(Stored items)

________________________

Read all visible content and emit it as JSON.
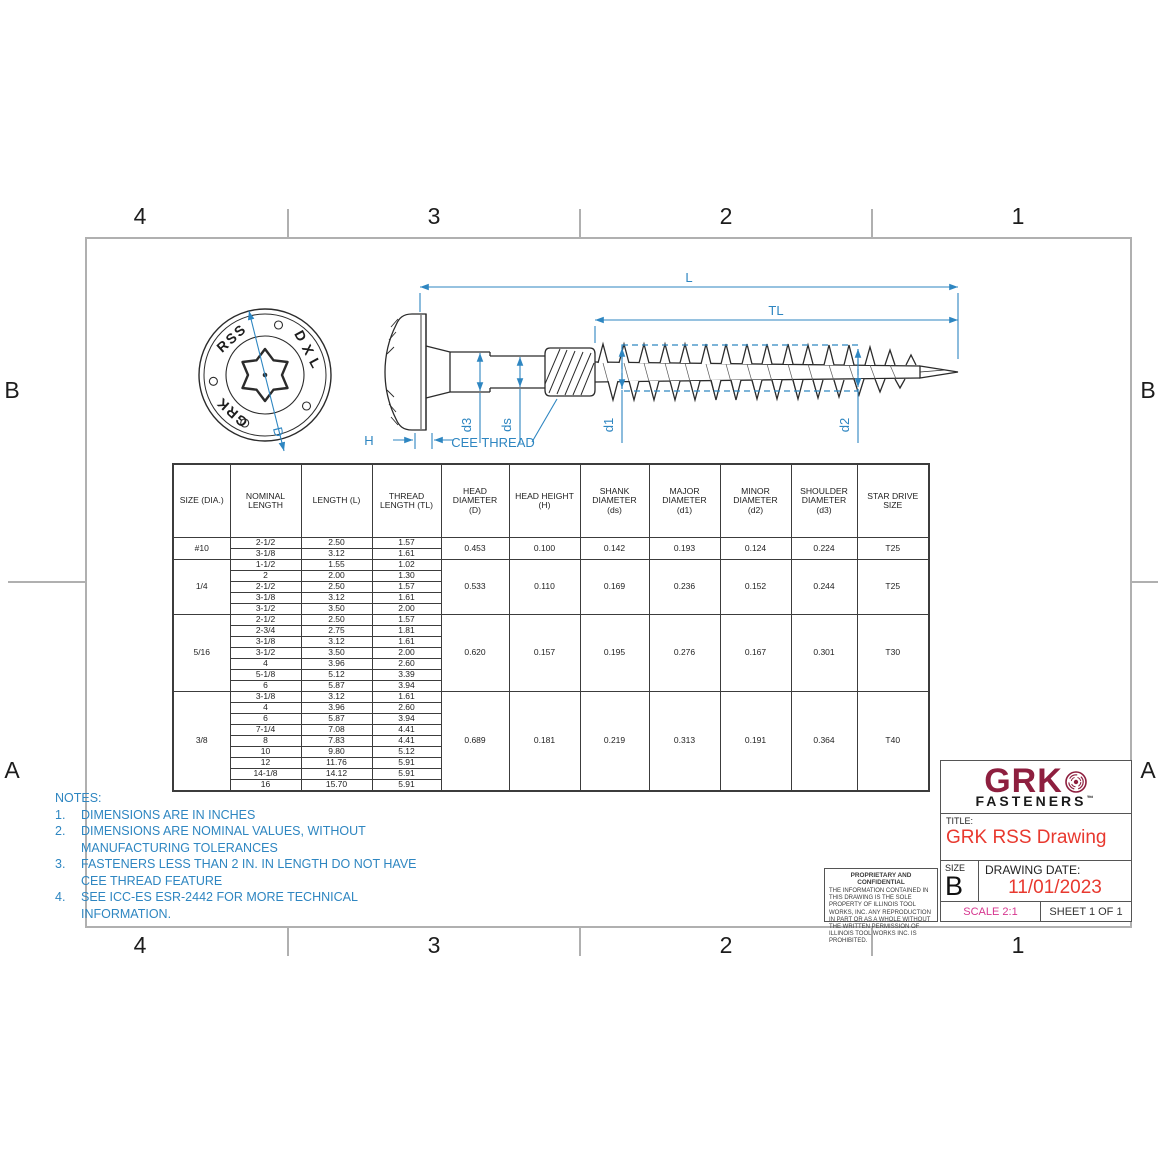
{
  "colors": {
    "accent_blue": "#2e86c1",
    "logo_maroon": "#8e1f3f",
    "title_red": "#e8392f",
    "scale_magenta": "#d6368f",
    "drawing_line": "#2b2b2b",
    "frame_gray": "#b0b0b0"
  },
  "zones": {
    "top": [
      "4",
      "3",
      "2",
      "1"
    ],
    "bottom": [
      "4",
      "3",
      "2",
      "1"
    ],
    "left": [
      "B",
      "A"
    ],
    "right": [
      "B",
      "A"
    ]
  },
  "drawing": {
    "head_view": {
      "engraving_top": "RSS",
      "engraving_right": "DXL",
      "engraving_bottom": "GRK",
      "diameter_label": "D"
    },
    "side_view": {
      "length_label": "L",
      "thread_length_label": "TL",
      "head_height_label": "H",
      "shoulder_dia_label": "d3",
      "shank_dia_label": "ds",
      "major_dia_label": "d1",
      "minor_dia_label": "d2",
      "callout": "CEE THREAD"
    }
  },
  "table": {
    "headers": [
      "SIZE (DIA.)",
      "NOMINAL\nLENGTH",
      "LENGTH (L)",
      "THREAD\nLENGTH (TL)",
      "HEAD\nDIAMETER\n(D)",
      "HEAD HEIGHT\n(H)",
      "SHANK\nDIAMETER\n(ds)",
      "MAJOR\nDIAMETER\n(d1)",
      "MINOR\nDIAMETER\n(d2)",
      "SHOULDER\nDIAMETER\n(d3)",
      "STAR DRIVE\nSIZE"
    ],
    "groups": [
      {
        "size": "#10",
        "rows": [
          [
            "2-1/2",
            "2.50",
            "1.57"
          ],
          [
            "3-1/8",
            "3.12",
            "1.61"
          ]
        ],
        "specs": [
          "0.453",
          "0.100",
          "0.142",
          "0.193",
          "0.124",
          "0.224",
          "T25"
        ]
      },
      {
        "size": "1/4",
        "rows": [
          [
            "1-1/2",
            "1.55",
            "1.02"
          ],
          [
            "2",
            "2.00",
            "1.30"
          ],
          [
            "2-1/2",
            "2.50",
            "1.57"
          ],
          [
            "3-1/8",
            "3.12",
            "1.61"
          ],
          [
            "3-1/2",
            "3.50",
            "2.00"
          ]
        ],
        "specs": [
          "0.533",
          "0.110",
          "0.169",
          "0.236",
          "0.152",
          "0.244",
          "T25"
        ]
      },
      {
        "size": "5/16",
        "rows": [
          [
            "2-1/2",
            "2.50",
            "1.57"
          ],
          [
            "2-3/4",
            "2.75",
            "1.81"
          ],
          [
            "3-1/8",
            "3.12",
            "1.61"
          ],
          [
            "3-1/2",
            "3.50",
            "2.00"
          ],
          [
            "4",
            "3.96",
            "2.60"
          ],
          [
            "5-1/8",
            "5.12",
            "3.39"
          ],
          [
            "6",
            "5.87",
            "3.94"
          ]
        ],
        "specs": [
          "0.620",
          "0.157",
          "0.195",
          "0.276",
          "0.167",
          "0.301",
          "T30"
        ]
      },
      {
        "size": "3/8",
        "rows": [
          [
            "3-1/8",
            "3.12",
            "1.61"
          ],
          [
            "4",
            "3.96",
            "2.60"
          ],
          [
            "6",
            "5.87",
            "3.94"
          ],
          [
            "7-1/4",
            "7.08",
            "4.41"
          ],
          [
            "8",
            "7.83",
            "4.41"
          ],
          [
            "10",
            "9.80",
            "5.12"
          ],
          [
            "12",
            "11.76",
            "5.91"
          ],
          [
            "14-1/8",
            "14.12",
            "5.91"
          ],
          [
            "16",
            "15.70",
            "5.91"
          ]
        ],
        "specs": [
          "0.689",
          "0.181",
          "0.219",
          "0.313",
          "0.191",
          "0.364",
          "T40"
        ]
      }
    ]
  },
  "notes": {
    "title": "NOTES:",
    "items": [
      "DIMENSIONS ARE IN INCHES",
      "DIMENSIONS ARE NOMINAL VALUES, WITHOUT MANUFACTURING TOLERANCES",
      "FASTENERS LESS THAN 2 IN. IN LENGTH DO NOT HAVE CEE THREAD FEATURE",
      "SEE ICC-ES ESR-2442 FOR MORE TECHNICAL INFORMATION."
    ]
  },
  "title_block": {
    "logo": {
      "brand": "GRK",
      "sub": "FASTENERS",
      "tm": "™"
    },
    "title_label": "TITLE:",
    "title": "GRK RSS Drawing",
    "size_label": "SIZE",
    "size": "B",
    "date_label": "DRAWING DATE:",
    "date": "11/01/2023",
    "scale": "SCALE 2:1",
    "sheet": "SHEET 1 OF 1",
    "proprietary_title": "PROPRIETARY AND CONFIDENTIAL",
    "proprietary_body": "THE INFORMATION CONTAINED IN THIS DRAWING IS THE SOLE PROPERTY OF ILLINOIS TOOL WORKS, INC.  ANY REPRODUCTION IN PART OR AS A WHOLE WITHOUT THE WRITTEN PERMISSION OF ILLINOIS TOOL WORKS INC. IS PROHIBITED."
  }
}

________________________

What the task asks:
Pictures are to be left out; the records above must be repeated word for word.

Solved problem:
Read all visible content and emit it as JSON.
{
  "colors": {
    "accent_blue": "#2e86c1",
    "logo_maroon": "#8e1f3f",
    "title_red": "#e8392f",
    "scale_magenta": "#d6368f",
    "drawing_line": "#2b2b2b",
    "frame_gray": "#b0b0b0"
  },
  "zones": {
    "top": [
      "4",
      "3",
      "2",
      "1"
    ],
    "bottom": [
      "4",
      "3",
      "2",
      "1"
    ],
    "left": [
      "B",
      "A"
    ],
    "right": [
      "B",
      "A"
    ]
  },
  "drawing": {
    "head_view": {
      "engraving_top": "RSS",
      "engraving_right": "DXL",
      "engraving_bottom": "GRK",
      "diameter_label": "D"
    },
    "side_view": {
      "length_label": "L",
      "thread_length_label": "TL",
      "head_height_label": "H",
      "shoulder_dia_label": "d3",
      "shank_dia_label": "ds",
      "major_dia_label": "d1",
      "minor_dia_label": "d2",
      "callout": "CEE THREAD"
    }
  },
  "table": {
    "headers": [
      "SIZE (DIA.)",
      "NOMINAL\nLENGTH",
      "LENGTH (L)",
      "THREAD\nLENGTH (TL)",
      "HEAD\nDIAMETER\n(D)",
      "HEAD HEIGHT\n(H)",
      "SHANK\nDIAMETER\n(ds)",
      "MAJOR\nDIAMETER\n(d1)",
      "MINOR\nDIAMETER\n(d2)",
      "SHOULDER\nDIAMETER\n(d3)",
      "STAR DRIVE\nSIZE"
    ],
    "groups": [
      {
        "size": "#10",
        "rows": [
          [
            "2-1/2",
            "2.50",
            "1.57"
          ],
          [
            "3-1/8",
            "3.12",
            "1.61"
          ]
        ],
        "specs": [
          "0.453",
          "0.100",
          "0.142",
          "0.193",
          "0.124",
          "0.224",
          "T25"
        ]
      },
      {
        "size": "1/4",
        "rows": [
          [
            "1-1/2",
            "1.55",
            "1.02"
          ],
          [
            "2",
            "2.00",
            "1.30"
          ],
          [
            "2-1/2",
            "2.50",
            "1.57"
          ],
          [
            "3-1/8",
            "3.12",
            "1.61"
          ],
          [
            "3-1/2",
            "3.50",
            "2.00"
          ]
        ],
        "specs": [
          "0.533",
          "0.110",
          "0.169",
          "0.236",
          "0.152",
          "0.244",
          "T25"
        ]
      },
      {
        "size": "5/16",
        "rows": [
          [
            "2-1/2",
            "2.50",
            "1.57"
          ],
          [
            "2-3/4",
            "2.75",
            "1.81"
          ],
          [
            "3-1/8",
            "3.12",
            "1.61"
          ],
          [
            "3-1/2",
            "3.50",
            "2.00"
          ],
          [
            "4",
            "3.96",
            "2.60"
          ],
          [
            "5-1/8",
            "5.12",
            "3.39"
          ],
          [
            "6",
            "5.87",
            "3.94"
          ]
        ],
        "specs": [
          "0.620",
          "0.157",
          "0.195",
          "0.276",
          "0.167",
          "0.301",
          "T30"
        ]
      },
      {
        "size": "3/8",
        "rows": [
          [
            "3-1/8",
            "3.12",
            "1.61"
          ],
          [
            "4",
            "3.96",
            "2.60"
          ],
          [
            "6",
            "5.87",
            "3.94"
          ],
          [
            "7-1/4",
            "7.08",
            "4.41"
          ],
          [
            "8",
            "7.83",
            "4.41"
          ],
          [
            "10",
            "9.80",
            "5.12"
          ],
          [
            "12",
            "11.76",
            "5.91"
          ],
          [
            "14-1/8",
            "14.12",
            "5.91"
          ],
          [
            "16",
            "15.70",
            "5.91"
          ]
        ],
        "specs": [
          "0.689",
          "0.181",
          "0.219",
          "0.313",
          "0.191",
          "0.364",
          "T40"
        ]
      }
    ]
  },
  "notes": {
    "title": "NOTES:",
    "items": [
      "DIMENSIONS ARE IN INCHES",
      "DIMENSIONS ARE NOMINAL VALUES, WITHOUT MANUFACTURING TOLERANCES",
      "FASTENERS LESS THAN 2 IN. IN LENGTH DO NOT HAVE CEE THREAD FEATURE",
      "SEE ICC-ES ESR-2442 FOR MORE TECHNICAL INFORMATION."
    ]
  },
  "title_block": {
    "logo": {
      "brand": "GRK",
      "sub": "FASTENERS",
      "tm": "™"
    },
    "title_label": "TITLE:",
    "title": "GRK RSS Drawing",
    "size_label": "SIZE",
    "size": "B",
    "date_label": "DRAWING DATE:",
    "date": "11/01/2023",
    "scale": "SCALE 2:1",
    "sheet": "SHEET 1 OF 1",
    "proprietary_title": "PROPRIETARY AND CONFIDENTIAL",
    "proprietary_body": "THE INFORMATION CONTAINED IN THIS DRAWING IS THE SOLE PROPERTY OF ILLINOIS TOOL WORKS, INC.  ANY REPRODUCTION IN PART OR AS A WHOLE WITHOUT THE WRITTEN PERMISSION OF ILLINOIS TOOL WORKS INC. IS PROHIBITED."
  }
}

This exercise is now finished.